### Information provided ###

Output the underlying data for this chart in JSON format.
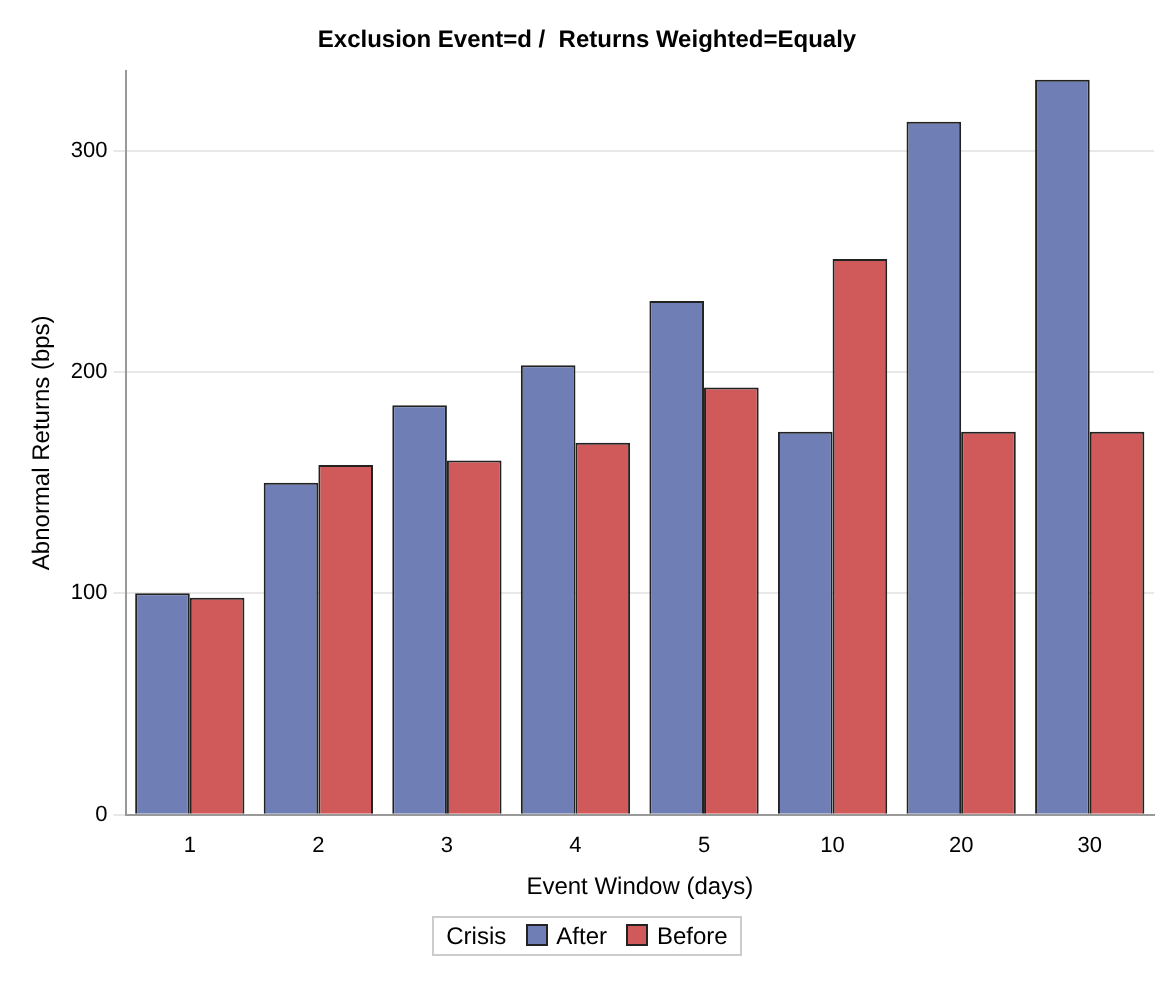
{
  "chart_data": {
    "type": "bar",
    "title": "Exclusion Event=d /  Returns Weighted=Equaly",
    "xlabel": "Event Window (days)",
    "ylabel": "Abnormal Returns (bps)",
    "legend_title": "Crisis",
    "categories": [
      "1",
      "2",
      "3",
      "4",
      "5",
      "10",
      "20",
      "30"
    ],
    "series": [
      {
        "name": "After",
        "color": "#6f7fb5",
        "values": [
          100,
          150,
          185,
          203,
          232,
          173,
          313,
          332
        ]
      },
      {
        "name": "Before",
        "color": "#d05a5a",
        "values": [
          98,
          158,
          160,
          168,
          193,
          251,
          173,
          173
        ]
      }
    ],
    "ylim": [
      0,
      336
    ],
    "yticks": [
      0,
      100,
      200,
      300
    ],
    "grid": "y",
    "legend": "bottom"
  }
}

###

◆ **Goal of the exercise**
Leave out the pictures and restate everything else word for word.

◆ **Finished task**
Output the underlying data for this chart in JSON format.
{
  "chart_data": {
    "type": "bar",
    "title": "Exclusion Event=d /  Returns Weighted=Equaly",
    "xlabel": "Event Window (days)",
    "ylabel": "Abnormal Returns (bps)",
    "legend_title": "Crisis",
    "categories": [
      "1",
      "2",
      "3",
      "4",
      "5",
      "10",
      "20",
      "30"
    ],
    "series": [
      {
        "name": "After",
        "color": "#6f7fb5",
        "values": [
          100,
          150,
          185,
          203,
          232,
          173,
          313,
          332
        ]
      },
      {
        "name": "Before",
        "color": "#d05a5a",
        "values": [
          98,
          158,
          160,
          168,
          193,
          251,
          173,
          173
        ]
      }
    ],
    "ylim": [
      0,
      336
    ],
    "yticks": [
      0,
      100,
      200,
      300
    ],
    "grid": "y",
    "legend": "bottom"
  }
}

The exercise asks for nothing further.